─── Dataset content ───
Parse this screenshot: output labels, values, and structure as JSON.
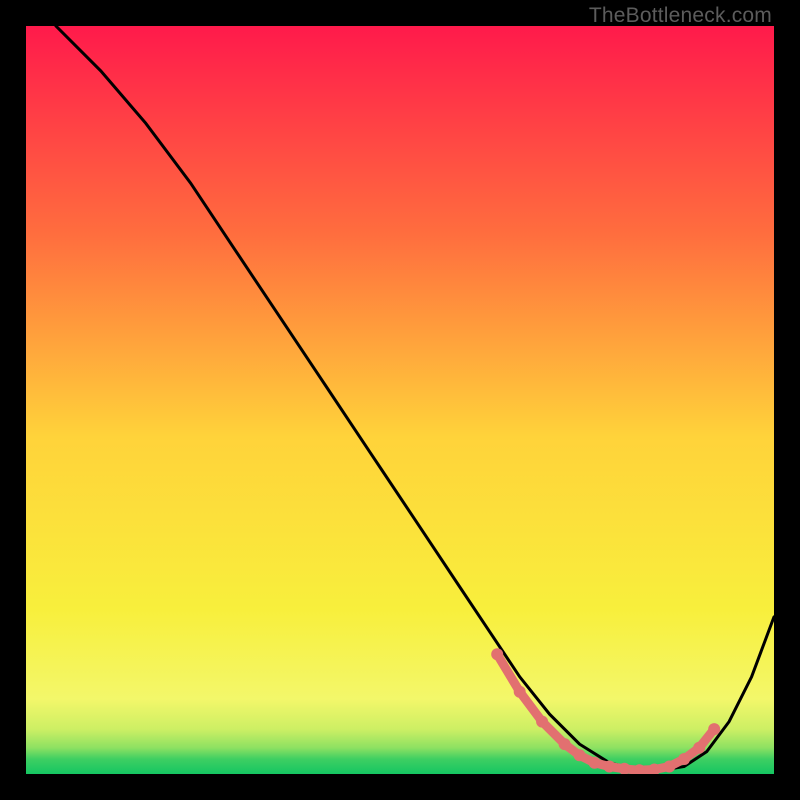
{
  "watermark": "TheBottleneck.com",
  "colors": {
    "top": "#ff1a4b",
    "q1": "#ff6e3e",
    "mid": "#ffd33a",
    "q3": "#f8ef3c",
    "bottom_yellow": "#f3f76a",
    "green1": "#cdef64",
    "green2": "#8de162",
    "green3": "#3ecf62",
    "green4": "#15c662",
    "curve": "#000000",
    "dots": "#e27070",
    "frame": "#000000"
  },
  "chart_data": {
    "type": "line",
    "title": "",
    "xlabel": "",
    "ylabel": "",
    "xlim": [
      0,
      100
    ],
    "ylim": [
      0,
      100
    ],
    "series": [
      {
        "name": "curve",
        "x": [
          4,
          10,
          16,
          22,
          28,
          34,
          40,
          46,
          52,
          58,
          62,
          66,
          70,
          74,
          78,
          82,
          85,
          88,
          91,
          94,
          97,
          100
        ],
        "y": [
          100,
          94,
          87,
          79,
          70,
          61,
          52,
          43,
          34,
          25,
          19,
          13,
          8,
          4,
          1.5,
          0.5,
          0.5,
          1,
          3,
          7,
          13,
          21
        ]
      }
    ],
    "valley_dots": {
      "x": [
        63,
        66,
        69,
        72,
        74,
        76,
        78,
        80,
        82,
        84,
        86,
        88,
        90,
        92
      ],
      "y": [
        16,
        11,
        7,
        4,
        2.5,
        1.5,
        1,
        0.7,
        0.5,
        0.6,
        1,
        2,
        3.5,
        6
      ]
    }
  }
}
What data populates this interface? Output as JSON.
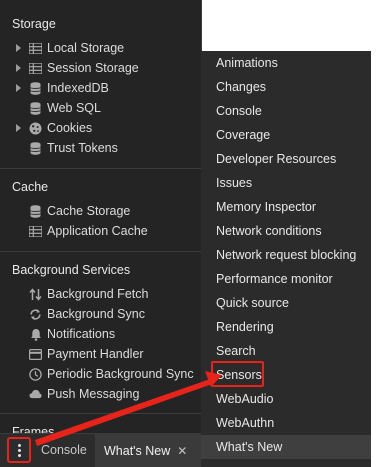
{
  "storage": {
    "title": "Storage",
    "items": [
      {
        "label": "Local Storage",
        "icon": "grid-icon",
        "expandable": true
      },
      {
        "label": "Session Storage",
        "icon": "grid-icon",
        "expandable": true
      },
      {
        "label": "IndexedDB",
        "icon": "database-icon",
        "expandable": true
      },
      {
        "label": "Web SQL",
        "icon": "database-icon",
        "expandable": false
      },
      {
        "label": "Cookies",
        "icon": "cookie-icon",
        "expandable": true
      },
      {
        "label": "Trust Tokens",
        "icon": "database-icon",
        "expandable": false
      }
    ]
  },
  "cache": {
    "title": "Cache",
    "items": [
      {
        "label": "Cache Storage",
        "icon": "database-icon"
      },
      {
        "label": "Application Cache",
        "icon": "grid-icon"
      }
    ]
  },
  "background_services": {
    "title": "Background Services",
    "items": [
      {
        "label": "Background Fetch",
        "icon": "arrows-updown-icon"
      },
      {
        "label": "Background Sync",
        "icon": "sync-icon"
      },
      {
        "label": "Notifications",
        "icon": "bell-icon"
      },
      {
        "label": "Payment Handler",
        "icon": "card-icon"
      },
      {
        "label": "Periodic Background Sync",
        "icon": "clock-icon"
      },
      {
        "label": "Push Messaging",
        "icon": "cloud-icon"
      }
    ]
  },
  "frames": {
    "title": "Frames"
  },
  "drawer": {
    "tabs": [
      {
        "label": "Console"
      },
      {
        "label": "What's New",
        "close": "✕"
      }
    ]
  },
  "menu": {
    "items": [
      "Animations",
      "Changes",
      "Console",
      "Coverage",
      "Developer Resources",
      "Issues",
      "Memory Inspector",
      "Network conditions",
      "Network request blocking",
      "Performance monitor",
      "Quick source",
      "Rendering",
      "Search",
      "Sensors",
      "WebAudio",
      "WebAuthn",
      "What's New"
    ],
    "highlighted": "Sensors",
    "active": "What's New"
  },
  "colors": {
    "panel_bg": "#242424",
    "menu_bg": "#2b2b2b",
    "annotation": "#e8231a"
  }
}
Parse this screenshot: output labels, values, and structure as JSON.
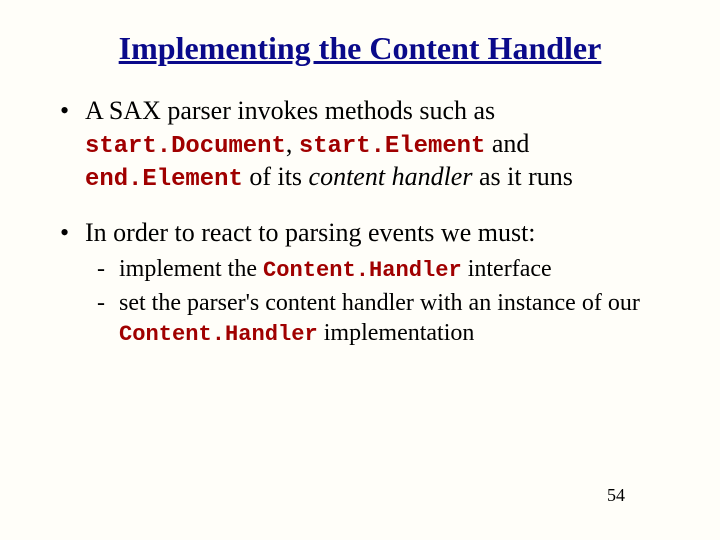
{
  "title": "Implementing the Content Handler",
  "bullets": [
    {
      "pre": "A SAX parser invokes methods such as ",
      "code1": "start.Document",
      "mid1": ", ",
      "code2": "start.Element",
      "mid2": " and ",
      "code3": "end.Element",
      "mid3": " of its ",
      "ital": "content handler",
      "post": " as it runs"
    },
    {
      "text": "In order to react to parsing events we must:",
      "sub": [
        {
          "pre": "implement the ",
          "code": "Content.Handler",
          "post": " interface"
        },
        {
          "pre": "set the parser's content handler with an instance of our ",
          "code": "Content.Handler",
          "post": " implementation"
        }
      ]
    }
  ],
  "page": "54"
}
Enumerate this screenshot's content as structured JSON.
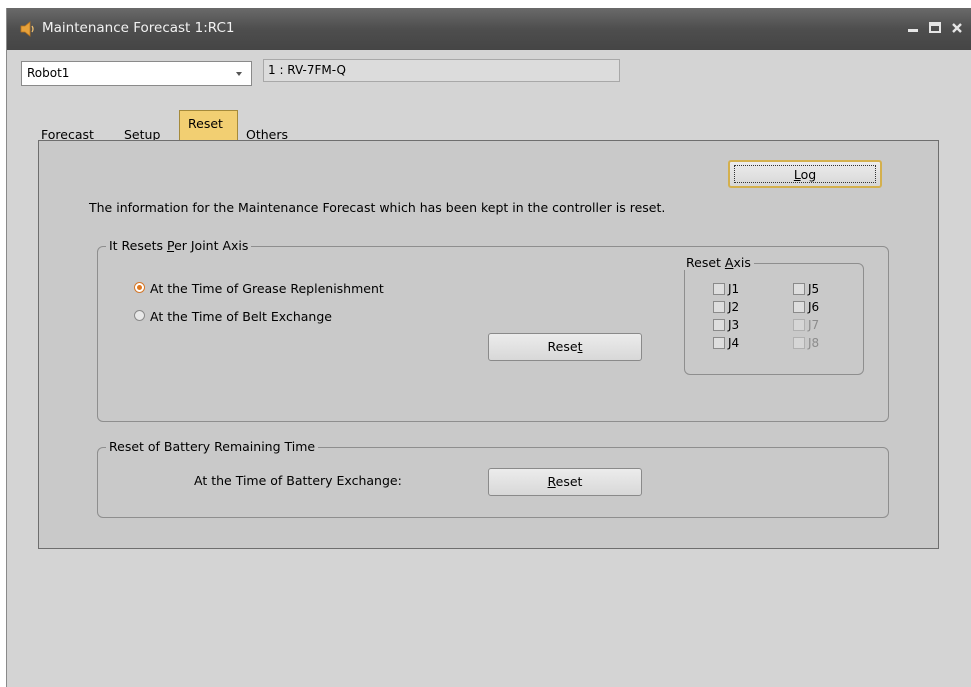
{
  "window": {
    "title": "Maintenance Forecast 1:RC1",
    "controls": [
      "minimize-icon",
      "maximize-icon",
      "close-icon"
    ]
  },
  "robot_select": {
    "value": "Robot1"
  },
  "model_field": {
    "value": "1 : RV-7FM-Q"
  },
  "tabs": [
    {
      "label": "Forecast",
      "active": false
    },
    {
      "label": "Setup",
      "active": false
    },
    {
      "label": "Reset",
      "active": true
    },
    {
      "label": "Others",
      "active": false
    }
  ],
  "reset_tab": {
    "log_button": {
      "pre": "",
      "key": "L",
      "post": "og"
    },
    "description": "The information for the Maintenance Forecast which has been kept in the controller is reset.",
    "per_joint_group": {
      "legend_pre": "It Resets ",
      "legend_key": "P",
      "legend_post": "er Joint Axis",
      "radio_options": [
        {
          "label": "At the Time of Grease Replenishment",
          "selected": true
        },
        {
          "label": "At the Time of Belt Exchange",
          "selected": false
        }
      ],
      "reset_button": {
        "pre": "Rese",
        "key": "t",
        "post": ""
      },
      "reset_axis_group": {
        "legend_pre": "Reset ",
        "legend_key": "A",
        "legend_post": "xis",
        "axes": [
          {
            "label": "J1",
            "enabled": true,
            "checked": false
          },
          {
            "label": "J2",
            "enabled": true,
            "checked": false
          },
          {
            "label": "J3",
            "enabled": true,
            "checked": false
          },
          {
            "label": "J4",
            "enabled": true,
            "checked": false
          },
          {
            "label": "J5",
            "enabled": true,
            "checked": false
          },
          {
            "label": "J6",
            "enabled": true,
            "checked": false
          },
          {
            "label": "J7",
            "enabled": false,
            "checked": false
          },
          {
            "label": "J8",
            "enabled": false,
            "checked": false
          }
        ]
      }
    },
    "battery_group": {
      "legend": "Reset of Battery Remaining Time",
      "label": "At the Time of Battery Exchange:",
      "reset_button": {
        "pre": "",
        "key": "R",
        "post": "eset"
      }
    }
  },
  "colors": {
    "title_bar": "#4e4e4e",
    "active_tab": "#f2cf72",
    "radio_selected": "#e0781e",
    "window_bg": "#d4d4d4"
  }
}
───
▶ _Problem requirements_
Each entry above is to be written out again unchanged, apart from the pictures, which are left out.

▶ _Result_
Parse this screenshot: output labels, values, and structure as JSON.
{
  "watermark": "TheBottleneck.com",
  "colors": {
    "top": "#ff1a4b",
    "q1": "#ff6e3e",
    "mid": "#ffd33a",
    "q3": "#f8ef3c",
    "bottom_yellow": "#f3f76a",
    "green1": "#cdef64",
    "green2": "#8de162",
    "green3": "#3ecf62",
    "green4": "#15c662",
    "curve": "#000000",
    "dots": "#e27070",
    "frame": "#000000"
  },
  "chart_data": {
    "type": "line",
    "title": "",
    "xlabel": "",
    "ylabel": "",
    "xlim": [
      0,
      100
    ],
    "ylim": [
      0,
      100
    ],
    "series": [
      {
        "name": "curve",
        "x": [
          4,
          10,
          16,
          22,
          28,
          34,
          40,
          46,
          52,
          58,
          62,
          66,
          70,
          74,
          78,
          82,
          85,
          88,
          91,
          94,
          97,
          100
        ],
        "y": [
          100,
          94,
          87,
          79,
          70,
          61,
          52,
          43,
          34,
          25,
          19,
          13,
          8,
          4,
          1.5,
          0.5,
          0.5,
          1,
          3,
          7,
          13,
          21
        ]
      }
    ],
    "valley_dots": {
      "x": [
        63,
        66,
        69,
        72,
        74,
        76,
        78,
        80,
        82,
        84,
        86,
        88,
        90,
        92
      ],
      "y": [
        16,
        11,
        7,
        4,
        2.5,
        1.5,
        1,
        0.7,
        0.5,
        0.6,
        1,
        2,
        3.5,
        6
      ]
    }
  }
}
What data populates this interface? Output as JSON.
{
  "storage": {
    "title": "Storage",
    "items": [
      {
        "label": "Local Storage",
        "icon": "grid-icon",
        "expandable": true
      },
      {
        "label": "Session Storage",
        "icon": "grid-icon",
        "expandable": true
      },
      {
        "label": "IndexedDB",
        "icon": "database-icon",
        "expandable": true
      },
      {
        "label": "Web SQL",
        "icon": "database-icon",
        "expandable": false
      },
      {
        "label": "Cookies",
        "icon": "cookie-icon",
        "expandable": true
      },
      {
        "label": "Trust Tokens",
        "icon": "database-icon",
        "expandable": false
      }
    ]
  },
  "cache": {
    "title": "Cache",
    "items": [
      {
        "label": "Cache Storage",
        "icon": "database-icon"
      },
      {
        "label": "Application Cache",
        "icon": "grid-icon"
      }
    ]
  },
  "background_services": {
    "title": "Background Services",
    "items": [
      {
        "label": "Background Fetch",
        "icon": "arrows-updown-icon"
      },
      {
        "label": "Background Sync",
        "icon": "sync-icon"
      },
      {
        "label": "Notifications",
        "icon": "bell-icon"
      },
      {
        "label": "Payment Handler",
        "icon": "card-icon"
      },
      {
        "label": "Periodic Background Sync",
        "icon": "clock-icon"
      },
      {
        "label": "Push Messaging",
        "icon": "cloud-icon"
      }
    ]
  },
  "frames": {
    "title": "Frames"
  },
  "drawer": {
    "tabs": [
      {
        "label": "Console"
      },
      {
        "label": "What's New",
        "close": "✕"
      }
    ]
  },
  "menu": {
    "items": [
      "Animations",
      "Changes",
      "Console",
      "Coverage",
      "Developer Resources",
      "Issues",
      "Memory Inspector",
      "Network conditions",
      "Network request blocking",
      "Performance monitor",
      "Quick source",
      "Rendering",
      "Search",
      "Sensors",
      "WebAudio",
      "WebAuthn",
      "What's New"
    ],
    "highlighted": "Sensors",
    "active": "What's New"
  },
  "colors": {
    "panel_bg": "#242424",
    "menu_bg": "#2b2b2b",
    "annotation": "#e8231a"
  }
}
Parse this screenshot: output labels, values, and structure as JSON.
{
  "title": "Implementing the Content Handler",
  "bullets": [
    {
      "pre": "A SAX parser invokes methods such as ",
      "code1": "start.Document",
      "mid1": ", ",
      "code2": "start.Element",
      "mid2": " and ",
      "code3": "end.Element",
      "mid3": " of its ",
      "ital": "content handler",
      "post": " as it runs"
    },
    {
      "text": "In order to react to parsing events we must:",
      "sub": [
        {
          "pre": "implement the ",
          "code": "Content.Handler",
          "post": " interface"
        },
        {
          "pre": "set the parser's content handler with an instance of our ",
          "code": "Content.Handler",
          "post": " implementation"
        }
      ]
    }
  ],
  "page": "54"
}
Enumerate this screenshot's content as structured JSON.
{
  "window": {
    "title": "Maintenance Forecast 1:RC1",
    "controls": [
      "minimize-icon",
      "maximize-icon",
      "close-icon"
    ]
  },
  "robot_select": {
    "value": "Robot1"
  },
  "model_field": {
    "value": "1 : RV-7FM-Q"
  },
  "tabs": [
    {
      "label": "Forecast",
      "active": false
    },
    {
      "label": "Setup",
      "active": false
    },
    {
      "label": "Reset",
      "active": true
    },
    {
      "label": "Others",
      "active": false
    }
  ],
  "reset_tab": {
    "log_button": {
      "pre": "",
      "key": "L",
      "post": "og"
    },
    "description": "The information for the Maintenance Forecast which has been kept in the controller is reset.",
    "per_joint_group": {
      "legend_pre": "It Resets ",
      "legend_key": "P",
      "legend_post": "er Joint Axis",
      "radio_options": [
        {
          "label": "At the Time of Grease Replenishment",
          "selected": true
        },
        {
          "label": "At the Time of Belt Exchange",
          "selected": false
        }
      ],
      "reset_button": {
        "pre": "Rese",
        "key": "t",
        "post": ""
      },
      "reset_axis_group": {
        "legend_pre": "Reset ",
        "legend_key": "A",
        "legend_post": "xis",
        "axes": [
          {
            "label": "J1",
            "enabled": true,
            "checked": false
          },
          {
            "label": "J2",
            "enabled": true,
            "checked": false
          },
          {
            "label": "J3",
            "enabled": true,
            "checked": false
          },
          {
            "label": "J4",
            "enabled": true,
            "checked": false
          },
          {
            "label": "J5",
            "enabled": true,
            "checked": false
          },
          {
            "label": "J6",
            "enabled": true,
            "checked": false
          },
          {
            "label": "J7",
            "enabled": false,
            "checked": false
          },
          {
            "label": "J8",
            "enabled": false,
            "checked": false
          }
        ]
      }
    },
    "battery_group": {
      "legend": "Reset of Battery Remaining Time",
      "label": "At the Time of Battery Exchange:",
      "reset_button": {
        "pre": "",
        "key": "R",
        "post": "eset"
      }
    }
  },
  "colors": {
    "title_bar": "#4e4e4e",
    "active_tab": "#f2cf72",
    "radio_selected": "#e0781e",
    "window_bg": "#d4d4d4"
  }
}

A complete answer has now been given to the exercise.